> [Aim]:
The records below are to be repeated in full, exactly as they are.

> [Information provided]:
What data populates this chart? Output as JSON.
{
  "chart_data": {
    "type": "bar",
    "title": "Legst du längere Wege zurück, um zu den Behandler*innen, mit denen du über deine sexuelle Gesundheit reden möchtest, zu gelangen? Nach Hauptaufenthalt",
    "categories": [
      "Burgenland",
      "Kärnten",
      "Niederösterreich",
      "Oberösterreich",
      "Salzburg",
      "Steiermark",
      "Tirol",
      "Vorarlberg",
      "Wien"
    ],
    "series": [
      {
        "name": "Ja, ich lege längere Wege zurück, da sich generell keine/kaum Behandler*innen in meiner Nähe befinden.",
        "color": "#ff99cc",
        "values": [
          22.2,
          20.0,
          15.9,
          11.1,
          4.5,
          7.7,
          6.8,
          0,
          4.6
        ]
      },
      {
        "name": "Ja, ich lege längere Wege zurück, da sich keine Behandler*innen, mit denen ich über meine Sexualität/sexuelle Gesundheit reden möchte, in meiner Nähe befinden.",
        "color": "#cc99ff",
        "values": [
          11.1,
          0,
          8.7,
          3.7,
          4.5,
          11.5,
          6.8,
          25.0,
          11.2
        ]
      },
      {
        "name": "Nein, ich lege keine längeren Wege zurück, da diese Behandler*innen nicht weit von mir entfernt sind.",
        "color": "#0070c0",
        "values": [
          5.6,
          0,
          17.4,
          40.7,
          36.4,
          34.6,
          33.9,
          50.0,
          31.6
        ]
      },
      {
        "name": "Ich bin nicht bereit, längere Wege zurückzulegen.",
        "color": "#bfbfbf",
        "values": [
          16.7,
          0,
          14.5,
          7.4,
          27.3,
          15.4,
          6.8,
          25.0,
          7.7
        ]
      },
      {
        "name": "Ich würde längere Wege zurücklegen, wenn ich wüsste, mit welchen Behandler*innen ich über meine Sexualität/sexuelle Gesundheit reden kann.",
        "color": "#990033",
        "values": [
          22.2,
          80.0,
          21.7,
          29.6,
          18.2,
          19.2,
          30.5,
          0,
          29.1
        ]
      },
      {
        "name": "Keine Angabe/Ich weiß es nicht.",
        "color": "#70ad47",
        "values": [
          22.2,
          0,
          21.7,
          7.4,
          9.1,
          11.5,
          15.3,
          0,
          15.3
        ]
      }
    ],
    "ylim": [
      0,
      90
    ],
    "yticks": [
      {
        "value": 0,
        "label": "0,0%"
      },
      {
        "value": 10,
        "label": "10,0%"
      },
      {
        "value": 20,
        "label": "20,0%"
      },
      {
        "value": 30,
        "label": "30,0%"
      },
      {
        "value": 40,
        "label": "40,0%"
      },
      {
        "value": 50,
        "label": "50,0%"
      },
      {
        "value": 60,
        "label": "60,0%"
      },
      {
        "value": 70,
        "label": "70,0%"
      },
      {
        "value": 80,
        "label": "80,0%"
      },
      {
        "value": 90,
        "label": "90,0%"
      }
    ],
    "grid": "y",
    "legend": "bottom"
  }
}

> [Answer to the problem]:
What data populates this chart? Output as JSON.
{
  "chart_data": {
    "type": "bar",
    "title": "Legst du längere Wege zurück, um zu den Behandler*innen, mit denen du über deine sexuelle Gesundheit reden möchtest, zu gelangen? Nach Hauptaufenthalt",
    "categories": [
      "Burgenland",
      "Kärnten",
      "Niederösterreich",
      "Oberösterreich",
      "Salzburg",
      "Steiermark",
      "Tirol",
      "Vorarlberg",
      "Wien"
    ],
    "series": [
      {
        "name": "Ja, ich lege längere Wege zurück, da sich generell keine/kaum Behandler*innen in meiner Nähe befinden.",
        "color": "#ff99cc",
        "values": [
          22.2,
          20.0,
          15.9,
          11.1,
          4.5,
          7.7,
          6.8,
          0,
          4.6
        ]
      },
      {
        "name": "Ja, ich lege längere Wege zurück, da sich keine Behandler*innen, mit denen ich über meine Sexualität/sexuelle Gesundheit reden möchte, in meiner Nähe befinden.",
        "color": "#cc99ff",
        "values": [
          11.1,
          0,
          8.7,
          3.7,
          4.5,
          11.5,
          6.8,
          25.0,
          11.2
        ]
      },
      {
        "name": "Nein, ich lege keine längeren Wege zurück, da diese Behandler*innen nicht weit von mir entfernt sind.",
        "color": "#0070c0",
        "values": [
          5.6,
          0,
          17.4,
          40.7,
          36.4,
          34.6,
          33.9,
          50.0,
          31.6
        ]
      },
      {
        "name": "Ich bin nicht bereit, längere Wege zurückzulegen.",
        "color": "#bfbfbf",
        "values": [
          16.7,
          0,
          14.5,
          7.4,
          27.3,
          15.4,
          6.8,
          25.0,
          7.7
        ]
      },
      {
        "name": "Ich würde längere Wege zurücklegen, wenn ich wüsste, mit welchen Behandler*innen ich über meine Sexualität/sexuelle Gesundheit reden kann.",
        "color": "#990033",
        "values": [
          22.2,
          80.0,
          21.7,
          29.6,
          18.2,
          19.2,
          30.5,
          0,
          29.1
        ]
      },
      {
        "name": "Keine Angabe/Ich weiß es nicht.",
        "color": "#70ad47",
        "values": [
          22.2,
          0,
          21.7,
          7.4,
          9.1,
          11.5,
          15.3,
          0,
          15.3
        ]
      }
    ],
    "ylim": [
      0,
      90
    ],
    "yticks": [
      {
        "value": 0,
        "label": "0,0%"
      },
      {
        "value": 10,
        "label": "10,0%"
      },
      {
        "value": 20,
        "label": "20,0%"
      },
      {
        "value": 30,
        "label": "30,0%"
      },
      {
        "value": 40,
        "label": "40,0%"
      },
      {
        "value": 50,
        "label": "50,0%"
      },
      {
        "value": 60,
        "label": "60,0%"
      },
      {
        "value": 70,
        "label": "70,0%"
      },
      {
        "value": 80,
        "label": "80,0%"
      },
      {
        "value": 90,
        "label": "90,0%"
      }
    ],
    "grid": "y",
    "legend": "bottom"
  }
}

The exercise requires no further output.